**Written problem**
Copy out all of the data exactly as it appears.

**Information supplied**
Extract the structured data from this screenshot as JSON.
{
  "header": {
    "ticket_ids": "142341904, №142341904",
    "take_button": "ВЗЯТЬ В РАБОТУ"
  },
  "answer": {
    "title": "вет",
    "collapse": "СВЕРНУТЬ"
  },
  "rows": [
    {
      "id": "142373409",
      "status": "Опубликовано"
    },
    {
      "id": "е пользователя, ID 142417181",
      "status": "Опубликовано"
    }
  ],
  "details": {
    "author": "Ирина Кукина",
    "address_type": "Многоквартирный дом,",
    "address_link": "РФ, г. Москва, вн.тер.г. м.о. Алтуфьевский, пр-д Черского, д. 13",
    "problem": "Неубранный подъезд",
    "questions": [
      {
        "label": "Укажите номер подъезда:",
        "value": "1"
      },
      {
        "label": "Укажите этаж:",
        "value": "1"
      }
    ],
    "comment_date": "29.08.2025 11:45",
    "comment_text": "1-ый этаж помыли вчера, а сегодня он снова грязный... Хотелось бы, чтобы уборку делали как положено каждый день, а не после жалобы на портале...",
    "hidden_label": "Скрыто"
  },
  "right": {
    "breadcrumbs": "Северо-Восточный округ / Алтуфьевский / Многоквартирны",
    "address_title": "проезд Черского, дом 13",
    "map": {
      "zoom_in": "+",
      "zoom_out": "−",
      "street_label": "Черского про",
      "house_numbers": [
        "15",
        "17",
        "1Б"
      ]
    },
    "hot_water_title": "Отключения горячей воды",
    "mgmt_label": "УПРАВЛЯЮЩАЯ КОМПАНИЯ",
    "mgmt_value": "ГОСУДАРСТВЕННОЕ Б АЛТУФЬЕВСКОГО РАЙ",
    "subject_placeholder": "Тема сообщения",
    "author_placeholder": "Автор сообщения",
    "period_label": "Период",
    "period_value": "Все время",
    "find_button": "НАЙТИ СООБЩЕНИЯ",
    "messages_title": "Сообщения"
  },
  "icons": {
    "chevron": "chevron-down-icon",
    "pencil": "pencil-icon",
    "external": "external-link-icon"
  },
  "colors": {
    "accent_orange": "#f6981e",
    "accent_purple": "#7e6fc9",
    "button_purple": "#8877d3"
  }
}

**Answer for this exercise**
Extract the structured data from this screenshot as JSON.
{
  "header": {
    "ticket_ids": "142341904, №142341904",
    "take_button": "ВЗЯТЬ В РАБОТУ"
  },
  "answer": {
    "title": "вет",
    "collapse": "СВЕРНУТЬ"
  },
  "rows": [
    {
      "id": "142373409",
      "status": "Опубликовано"
    },
    {
      "id": "е пользователя, ID 142417181",
      "status": "Опубликовано"
    }
  ],
  "details": {
    "author": "Ирина Кукина",
    "address_type": "Многоквартирный дом,",
    "address_link": "РФ, г. Москва, вн.тер.г. м.о. Алтуфьевский, пр-д Черского, д. 13",
    "problem": "Неубранный подъезд",
    "questions": [
      {
        "label": "Укажите номер подъезда:",
        "value": "1"
      },
      {
        "label": "Укажите этаж:",
        "value": "1"
      }
    ],
    "comment_date": "29.08.2025 11:45",
    "comment_text": "1-ый этаж помыли вчера, а сегодня он снова грязный... Хотелось бы, чтобы уборку делали как положено каждый день, а не после жалобы на портале...",
    "hidden_label": "Скрыто"
  },
  "right": {
    "breadcrumbs": "Северо-Восточный округ / Алтуфьевский / Многоквартирны",
    "address_title": "проезд Черского, дом 13",
    "map": {
      "zoom_in": "+",
      "zoom_out": "−",
      "street_label": "Черского про",
      "house_numbers": [
        "15",
        "17",
        "1Б"
      ]
    },
    "hot_water_title": "Отключения горячей воды",
    "mgmt_label": "УПРАВЛЯЮЩАЯ КОМПАНИЯ",
    "mgmt_value": "ГОСУДАРСТВЕННОЕ Б АЛТУФЬЕВСКОГО РАЙ",
    "subject_placeholder": "Тема сообщения",
    "author_placeholder": "Автор сообщения",
    "period_label": "Период",
    "period_value": "Все время",
    "find_button": "НАЙТИ СООБЩЕНИЯ",
    "messages_title": "Сообщения"
  },
  "icons": {
    "chevron": "chevron-down-icon",
    "pencil": "pencil-icon",
    "external": "external-link-icon"
  },
  "colors": {
    "accent_orange": "#f6981e",
    "accent_purple": "#7e6fc9",
    "button_purple": "#8877d3"
  }
}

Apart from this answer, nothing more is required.